> [Problem description]: Quote, word for word, only the lines running from the line with "Type out the text in this image." through the end of the listing. Leave out the pictures.

> [Dataset items]:
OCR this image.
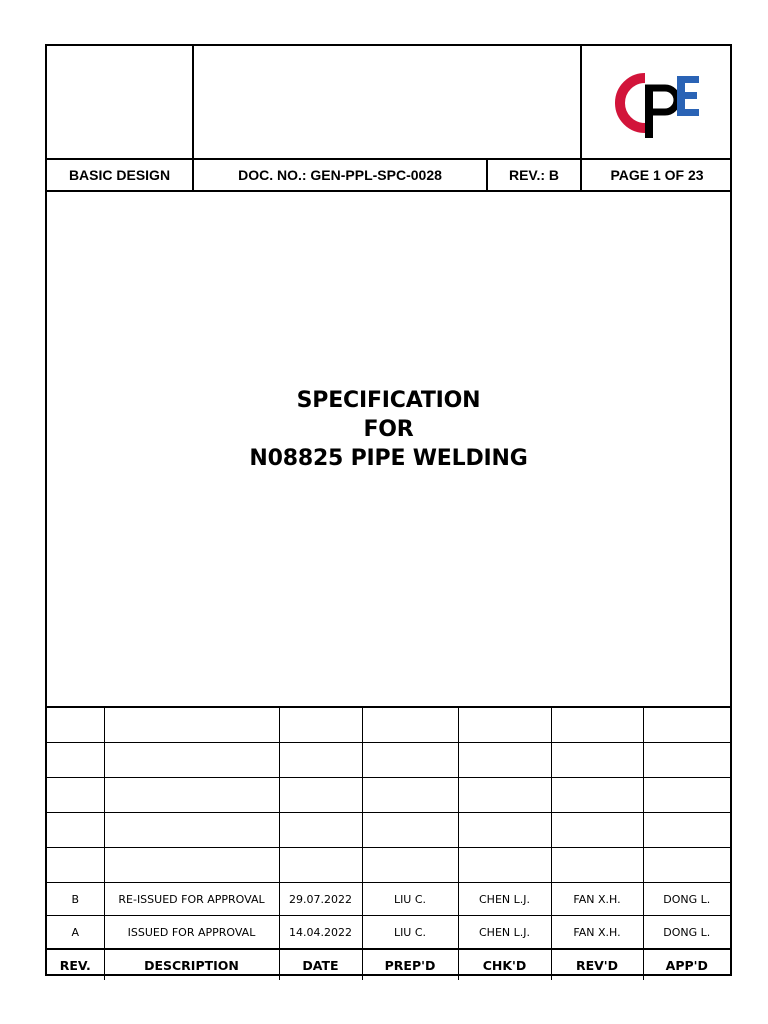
BASIC DESIGN	DOC. NO.: GEN-PPL-SPC-0028	REV.: B	PAGE 1 OF 23
SPECIFICATION
FOR
N08825 PIPE WELDING

B	RE-ISSUED FOR APPROVAL	29.07.2022	LIU C.	CHEN L.J.	FAN X.H.	DONG L.
A	ISSUED FOR APPROVAL	14.04.2022	LIU C.	CHEN L.J.	FAN X.H.	DONG L.
REV.	DESCRIPTION	DATE	PREP'D	CHK'D	REV'D	APP'D
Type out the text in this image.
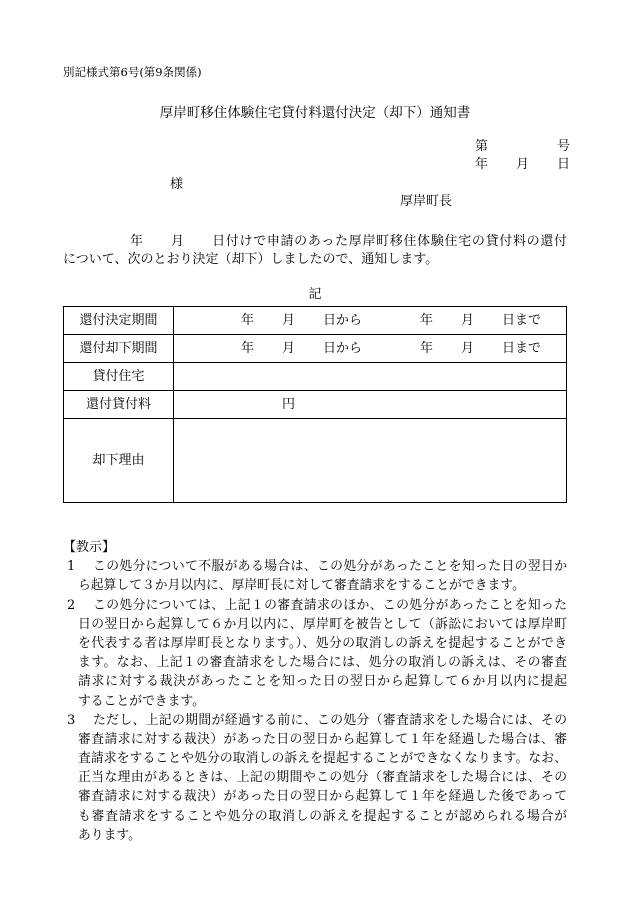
別記様式第6号(第9条関係)
厚岸町移住体験住宅貸付料還付決定（却下）通知書
第	号
年 月 日
様
厚岸町長
年　　月　　日付けで申請のあった厚岸町移住体験住宅の貸付料の還付
について、次のとおり決定（却下）しましたので、通知します。
記
還付決定期間	年 月 日から	年 月 日まで
還付却下期間	年 月 日から	年 月 日まで
貸付住宅
還付貸付料	円
却下理由
【教示】
1 この処分について不服がある場合は、この処分があったことを知った日の翌日か
ら起算して３か月以内に、厚岸町長に対して審査請求をすることができます。
2 この処分については、上記１の審査請求のほか、この処分があったことを知った
日の翌日から起算して６か月以内に、厚岸町を被告として（訴訟においては厚岸町
を代表する者は厚岸町長となります。）、処分の取消しの訴えを提起することができ
ます。なお、上記１の審査請求をした場合には、処分の取消しの訴えは、その審査
請求に対する裁決があったことを知った日の翌日から起算して６か月以内に提起
することができます。
3 ただし、上記の期間が経過する前に、この処分（審査請求をした場合には、その
審査請求に対する裁決）があった日の翌日から起算して１年を経過した場合は、審
査請求をすることや処分の取消しの訴えを提起することができなくなります。なお、
正当な理由があるときは、上記の期間やこの処分（審査請求をした場合には、その
審査請求に対する裁決）があった日の翌日から起算して１年を経過した後であって
も審査請求をすることや処分の取消しの訴えを提起することが認められる場合が
あります。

> [Finished task]:
Type out the text in this image.
別記様式第6号(第9条関係)
厚岸町移住体験住宅貸付料還付決定（却下）通知書
第	号
年 月 日
様
厚岸町長
年　　月　　日付けで申請のあった厚岸町移住体験住宅の貸付料の還付
について、次のとおり決定（却下）しましたので、通知します。
記
還付決定期間	年 月 日から	年 月 日まで
還付却下期間	年 月 日から	年 月 日まで
貸付住宅
還付貸付料	円
却下理由
【教示】
1 この処分について不服がある場合は、この処分があったことを知った日の翌日か
ら起算して３か月以内に、厚岸町長に対して審査請求をすることができます。
2 この処分については、上記１の審査請求のほか、この処分があったことを知った
日の翌日から起算して６か月以内に、厚岸町を被告として（訴訟においては厚岸町
を代表する者は厚岸町長となります。）、処分の取消しの訴えを提起することができ
ます。なお、上記１の審査請求をした場合には、処分の取消しの訴えは、その審査
請求に対する裁決があったことを知った日の翌日から起算して６か月以内に提起
することができます。
3 ただし、上記の期間が経過する前に、この処分（審査請求をした場合には、その
審査請求に対する裁決）があった日の翌日から起算して１年を経過した場合は、審
査請求をすることや処分の取消しの訴えを提起することができなくなります。なお、
正当な理由があるときは、上記の期間やこの処分（審査請求をした場合には、その
審査請求に対する裁決）があった日の翌日から起算して１年を経過した後であって
も審査請求をすることや処分の取消しの訴えを提起することが認められる場合が
あります。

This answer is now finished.